Users have the option to change the type of thresholding by modifying the advanced parameters:

  • Thresholding Approach* - Use the drop-down menu to select one of two thresholding methods, either global (the threshold is the same for all the genes) or local (the threshold is gene specific). See here for more details.
  • Percentile Or Value* - The threshold can be defined using a strict value introduced by the user (value) or based on a percentile of the expression value distribution (percentile). See here for more details.

If you selected the global thresholding approach:

  • Global Cutoff* - Enter the value or percentile defining the gene activity threshold.See here for more details.

If you selected local thresholding approach:

  • Local Threshold Type* - Use the drop-down menu to define the type of local approach; either mean (the threshold for a gene is defined as the mean expression value of this gene across all the samples) or minmaxmean (the threshold for a gene is determined by the mean of expression values observed for that gene among all the samples BUT the threshold : (i) must be higher or equal to a lower bound and (ii) must be lower or equal to an upper bound).See here for more details.
  • LowerBound* - If you selected the type minmaxmean for the local thresholding approach, this parameter specifies the lower bound used to define which gene are always inactive (enter a value or a percentile).See here for more details.
  • UpperBound* - If you selected the type minmaxmean for the local thresholding approach, this parameter specifies the upper bound used to define which gene are always inactive (enter a value or a percentile).See here for more details.

3. GenePattern Module Outputs

Once your run has finished successfully, you will see a blue checkmark in the top right corner of the window.

3.1 Downloading your results

Results can be downloaded by navigating to the Jobs tab on the right hand panel, clicking on your CellFie run, and selecting Download Job.

3.2 Description of the output files

The GenePattern tool provides 6 outputs.

  • Stdout.txt - a text file containing the log information of the job submitted

  • taskInfo.csv - File containing the descriptive information about the 195 tasks assessed

  • score.csv - File containing the matrix of relative quantifications of the activity of the 195 metabolic tasks (rows) for each sample (columns) of the input data set. Note that if the results present metabolic tasks associated with a negative score, it means that they cannot be calculated either due to the lack of gene expression data or due to the lack of gene information in the reference model used (download the list of supported metabolic task for each reference model).

  • score_binary.csv – File containing the binary version of the metabolic task score matrix.

  • detailScoring.csv – This file contains 8 columns for each sample with detailed information about the essential reaction scores:

    • Column 1: ID of the sample
    • Column 2: ID of the metabolic task
    • Column 3: Task score for this sample
    • Column 4: Binary task score for this sample
    • Column 5: Essential reaction associated with this task
    • Column 6: Expression score associated with the reaction listed in column 5 (i.e. RAL -Reaction Activity Level)
    • Column 7: Gene used to determine the expression of the reaction in column 5
    • Column 8: Original expression value of the gene listed in column 7 Information is concatenated horizontally therefore columns 9-16 will contain information for sample 2, columns 17-24 will contain information for sample 3, etc.
  • Cellfieout.mat - Matlab files containing the information related to the tasks (i.e., taskInfos), and the two score matrices (score and score_binary).
---
> **YOUR GOAL**: Copy the part of the CellFie documentation excerpt from "Once your run" up to and including "provides 6 outputs." word for word.
---
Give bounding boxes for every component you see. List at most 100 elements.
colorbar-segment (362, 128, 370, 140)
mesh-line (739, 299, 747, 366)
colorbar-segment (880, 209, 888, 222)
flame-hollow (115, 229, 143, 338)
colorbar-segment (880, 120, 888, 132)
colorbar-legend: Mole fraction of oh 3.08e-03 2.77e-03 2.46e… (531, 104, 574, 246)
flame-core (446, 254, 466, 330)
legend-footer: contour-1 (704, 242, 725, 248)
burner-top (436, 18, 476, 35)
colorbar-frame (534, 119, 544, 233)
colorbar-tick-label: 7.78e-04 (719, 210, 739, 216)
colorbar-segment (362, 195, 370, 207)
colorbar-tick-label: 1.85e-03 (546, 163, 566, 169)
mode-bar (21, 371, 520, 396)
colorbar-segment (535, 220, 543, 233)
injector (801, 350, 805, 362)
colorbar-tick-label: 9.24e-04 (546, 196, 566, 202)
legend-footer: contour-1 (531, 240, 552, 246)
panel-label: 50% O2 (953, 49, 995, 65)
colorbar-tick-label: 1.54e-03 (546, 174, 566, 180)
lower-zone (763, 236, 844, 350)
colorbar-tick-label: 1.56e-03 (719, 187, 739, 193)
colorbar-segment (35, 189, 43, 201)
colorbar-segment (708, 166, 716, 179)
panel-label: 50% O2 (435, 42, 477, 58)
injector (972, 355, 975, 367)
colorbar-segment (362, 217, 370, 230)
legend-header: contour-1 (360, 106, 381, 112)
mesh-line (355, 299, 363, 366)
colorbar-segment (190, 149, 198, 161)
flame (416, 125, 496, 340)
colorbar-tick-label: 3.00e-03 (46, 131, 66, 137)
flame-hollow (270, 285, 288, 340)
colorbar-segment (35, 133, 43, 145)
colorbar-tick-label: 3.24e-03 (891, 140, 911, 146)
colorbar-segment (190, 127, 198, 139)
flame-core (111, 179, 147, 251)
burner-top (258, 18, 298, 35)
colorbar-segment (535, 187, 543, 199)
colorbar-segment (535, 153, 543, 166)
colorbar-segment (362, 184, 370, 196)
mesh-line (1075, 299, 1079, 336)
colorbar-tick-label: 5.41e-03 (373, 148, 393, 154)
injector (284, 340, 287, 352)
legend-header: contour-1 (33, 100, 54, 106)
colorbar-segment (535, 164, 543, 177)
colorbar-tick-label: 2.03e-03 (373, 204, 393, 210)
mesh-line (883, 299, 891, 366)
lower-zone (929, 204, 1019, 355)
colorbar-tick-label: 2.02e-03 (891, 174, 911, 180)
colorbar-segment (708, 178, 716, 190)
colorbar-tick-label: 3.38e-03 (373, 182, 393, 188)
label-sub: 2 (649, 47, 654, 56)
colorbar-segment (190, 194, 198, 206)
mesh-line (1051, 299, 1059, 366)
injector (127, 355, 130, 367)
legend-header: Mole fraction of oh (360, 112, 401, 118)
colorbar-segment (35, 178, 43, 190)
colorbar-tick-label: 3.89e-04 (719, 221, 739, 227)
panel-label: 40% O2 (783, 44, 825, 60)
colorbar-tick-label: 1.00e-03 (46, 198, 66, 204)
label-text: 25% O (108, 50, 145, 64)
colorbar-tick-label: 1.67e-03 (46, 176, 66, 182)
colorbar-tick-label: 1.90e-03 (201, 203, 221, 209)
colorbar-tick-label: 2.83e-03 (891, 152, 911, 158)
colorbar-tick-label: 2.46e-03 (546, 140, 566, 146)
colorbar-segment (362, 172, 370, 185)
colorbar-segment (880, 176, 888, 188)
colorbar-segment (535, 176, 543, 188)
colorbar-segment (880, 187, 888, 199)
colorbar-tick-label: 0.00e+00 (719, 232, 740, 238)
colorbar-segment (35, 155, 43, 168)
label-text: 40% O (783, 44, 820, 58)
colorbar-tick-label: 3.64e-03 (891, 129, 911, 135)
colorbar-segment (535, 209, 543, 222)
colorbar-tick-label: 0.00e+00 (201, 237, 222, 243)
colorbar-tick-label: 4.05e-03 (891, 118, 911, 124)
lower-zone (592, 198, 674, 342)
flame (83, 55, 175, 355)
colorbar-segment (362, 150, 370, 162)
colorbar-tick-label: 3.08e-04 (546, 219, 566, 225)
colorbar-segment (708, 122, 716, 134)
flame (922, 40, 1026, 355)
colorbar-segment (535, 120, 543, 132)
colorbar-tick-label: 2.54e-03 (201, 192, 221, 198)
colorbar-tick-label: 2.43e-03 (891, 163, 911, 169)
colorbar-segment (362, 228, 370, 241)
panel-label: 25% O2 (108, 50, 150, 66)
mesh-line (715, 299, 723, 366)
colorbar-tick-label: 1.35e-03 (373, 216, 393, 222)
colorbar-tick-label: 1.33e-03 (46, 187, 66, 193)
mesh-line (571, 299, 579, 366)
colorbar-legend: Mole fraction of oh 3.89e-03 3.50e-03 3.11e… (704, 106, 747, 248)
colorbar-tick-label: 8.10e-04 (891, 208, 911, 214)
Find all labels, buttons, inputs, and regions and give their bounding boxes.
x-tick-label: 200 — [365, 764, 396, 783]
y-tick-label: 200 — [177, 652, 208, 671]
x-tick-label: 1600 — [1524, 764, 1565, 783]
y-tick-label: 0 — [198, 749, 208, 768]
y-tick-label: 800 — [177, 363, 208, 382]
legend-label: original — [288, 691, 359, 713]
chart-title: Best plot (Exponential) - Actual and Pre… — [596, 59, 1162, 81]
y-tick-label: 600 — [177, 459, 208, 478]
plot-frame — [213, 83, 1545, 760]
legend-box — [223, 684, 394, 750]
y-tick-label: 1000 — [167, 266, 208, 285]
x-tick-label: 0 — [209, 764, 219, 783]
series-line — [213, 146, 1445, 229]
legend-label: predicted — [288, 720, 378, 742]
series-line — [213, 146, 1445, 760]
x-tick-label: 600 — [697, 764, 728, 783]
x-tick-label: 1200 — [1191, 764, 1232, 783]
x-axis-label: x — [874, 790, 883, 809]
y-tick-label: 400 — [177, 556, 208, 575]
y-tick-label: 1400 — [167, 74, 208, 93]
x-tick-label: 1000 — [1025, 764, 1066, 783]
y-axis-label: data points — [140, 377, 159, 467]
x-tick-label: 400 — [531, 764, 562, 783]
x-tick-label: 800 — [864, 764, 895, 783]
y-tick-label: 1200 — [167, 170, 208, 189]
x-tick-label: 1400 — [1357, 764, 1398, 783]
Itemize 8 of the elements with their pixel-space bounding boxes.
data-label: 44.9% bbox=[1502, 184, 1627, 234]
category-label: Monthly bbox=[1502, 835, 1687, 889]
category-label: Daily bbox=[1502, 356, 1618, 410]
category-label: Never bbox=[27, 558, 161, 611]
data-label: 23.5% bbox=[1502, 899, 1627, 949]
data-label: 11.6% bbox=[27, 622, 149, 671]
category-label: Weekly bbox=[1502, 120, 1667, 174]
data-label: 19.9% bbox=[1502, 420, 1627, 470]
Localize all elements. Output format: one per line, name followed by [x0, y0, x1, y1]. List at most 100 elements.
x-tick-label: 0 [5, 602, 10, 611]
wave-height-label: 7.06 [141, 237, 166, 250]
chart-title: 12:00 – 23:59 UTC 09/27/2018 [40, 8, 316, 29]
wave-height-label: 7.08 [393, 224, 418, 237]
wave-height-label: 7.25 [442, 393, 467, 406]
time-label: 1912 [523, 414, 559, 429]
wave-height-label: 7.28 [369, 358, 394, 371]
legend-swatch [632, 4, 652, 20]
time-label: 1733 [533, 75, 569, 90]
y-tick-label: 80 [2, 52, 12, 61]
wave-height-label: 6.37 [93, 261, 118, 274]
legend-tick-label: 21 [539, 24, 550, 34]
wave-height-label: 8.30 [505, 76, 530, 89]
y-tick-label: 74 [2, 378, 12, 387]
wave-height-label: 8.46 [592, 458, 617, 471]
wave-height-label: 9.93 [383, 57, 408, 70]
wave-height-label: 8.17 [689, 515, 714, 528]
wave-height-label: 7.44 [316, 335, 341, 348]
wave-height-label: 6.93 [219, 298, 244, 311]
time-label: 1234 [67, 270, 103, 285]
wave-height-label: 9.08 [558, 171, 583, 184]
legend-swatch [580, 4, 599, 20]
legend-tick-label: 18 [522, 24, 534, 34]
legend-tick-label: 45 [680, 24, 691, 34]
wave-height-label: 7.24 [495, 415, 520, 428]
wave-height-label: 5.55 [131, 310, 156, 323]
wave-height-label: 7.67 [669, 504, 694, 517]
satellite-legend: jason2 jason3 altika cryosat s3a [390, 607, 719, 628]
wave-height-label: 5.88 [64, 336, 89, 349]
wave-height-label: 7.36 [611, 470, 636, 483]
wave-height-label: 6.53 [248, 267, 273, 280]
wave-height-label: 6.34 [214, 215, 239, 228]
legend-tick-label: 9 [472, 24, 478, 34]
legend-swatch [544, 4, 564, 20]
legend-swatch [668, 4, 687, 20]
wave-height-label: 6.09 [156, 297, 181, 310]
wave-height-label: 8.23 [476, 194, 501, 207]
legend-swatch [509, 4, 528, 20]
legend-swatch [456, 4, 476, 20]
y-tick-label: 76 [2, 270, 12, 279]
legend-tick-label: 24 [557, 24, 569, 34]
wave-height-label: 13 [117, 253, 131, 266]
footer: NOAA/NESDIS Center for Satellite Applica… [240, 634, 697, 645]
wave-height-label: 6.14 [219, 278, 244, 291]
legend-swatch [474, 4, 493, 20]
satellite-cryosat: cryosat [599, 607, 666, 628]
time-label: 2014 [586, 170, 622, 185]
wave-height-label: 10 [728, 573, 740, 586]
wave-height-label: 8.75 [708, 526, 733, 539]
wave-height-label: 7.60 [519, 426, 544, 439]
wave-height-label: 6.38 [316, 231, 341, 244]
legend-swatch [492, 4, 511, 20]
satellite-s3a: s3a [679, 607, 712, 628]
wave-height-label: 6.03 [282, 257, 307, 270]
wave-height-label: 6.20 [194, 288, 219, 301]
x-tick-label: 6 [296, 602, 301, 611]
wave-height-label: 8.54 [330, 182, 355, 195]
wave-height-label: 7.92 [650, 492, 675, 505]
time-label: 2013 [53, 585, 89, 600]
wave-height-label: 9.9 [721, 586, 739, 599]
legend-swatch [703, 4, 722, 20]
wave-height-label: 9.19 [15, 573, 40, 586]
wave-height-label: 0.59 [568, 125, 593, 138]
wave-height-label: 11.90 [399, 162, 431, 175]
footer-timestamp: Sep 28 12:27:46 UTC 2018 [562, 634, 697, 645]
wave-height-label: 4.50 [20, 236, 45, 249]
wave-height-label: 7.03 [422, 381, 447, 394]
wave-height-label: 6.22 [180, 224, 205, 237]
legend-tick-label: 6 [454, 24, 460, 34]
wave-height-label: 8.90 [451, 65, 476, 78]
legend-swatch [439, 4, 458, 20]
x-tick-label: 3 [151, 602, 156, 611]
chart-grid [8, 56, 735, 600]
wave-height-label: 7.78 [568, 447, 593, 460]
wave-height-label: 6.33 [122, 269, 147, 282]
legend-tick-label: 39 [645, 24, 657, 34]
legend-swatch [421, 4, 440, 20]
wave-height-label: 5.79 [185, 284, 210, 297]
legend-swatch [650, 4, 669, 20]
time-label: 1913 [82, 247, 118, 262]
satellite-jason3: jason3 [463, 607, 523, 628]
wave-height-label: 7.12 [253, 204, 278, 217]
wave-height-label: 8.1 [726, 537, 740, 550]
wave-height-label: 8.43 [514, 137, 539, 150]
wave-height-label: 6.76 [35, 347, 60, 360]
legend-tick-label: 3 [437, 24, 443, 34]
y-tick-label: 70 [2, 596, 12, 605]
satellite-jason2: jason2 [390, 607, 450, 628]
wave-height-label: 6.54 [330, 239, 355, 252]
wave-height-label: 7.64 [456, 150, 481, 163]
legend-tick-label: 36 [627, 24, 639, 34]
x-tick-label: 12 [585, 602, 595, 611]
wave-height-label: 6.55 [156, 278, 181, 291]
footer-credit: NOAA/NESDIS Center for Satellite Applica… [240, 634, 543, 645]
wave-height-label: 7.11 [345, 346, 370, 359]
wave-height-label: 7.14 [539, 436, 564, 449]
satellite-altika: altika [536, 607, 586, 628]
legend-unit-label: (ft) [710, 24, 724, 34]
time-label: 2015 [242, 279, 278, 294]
---
> **EXERCISE OUTPUT**:
Once your run has finished successfully, you will see a blue checkmark in the top right corner of the window.

3.1 Downloading your results

Results can be downloaded by navigating to the Jobs tab on the right hand panel, clicking on your CellFie run, and selecting Download Job.

3.2 Description of the output files

The GenePattern tool provides 6 outputs.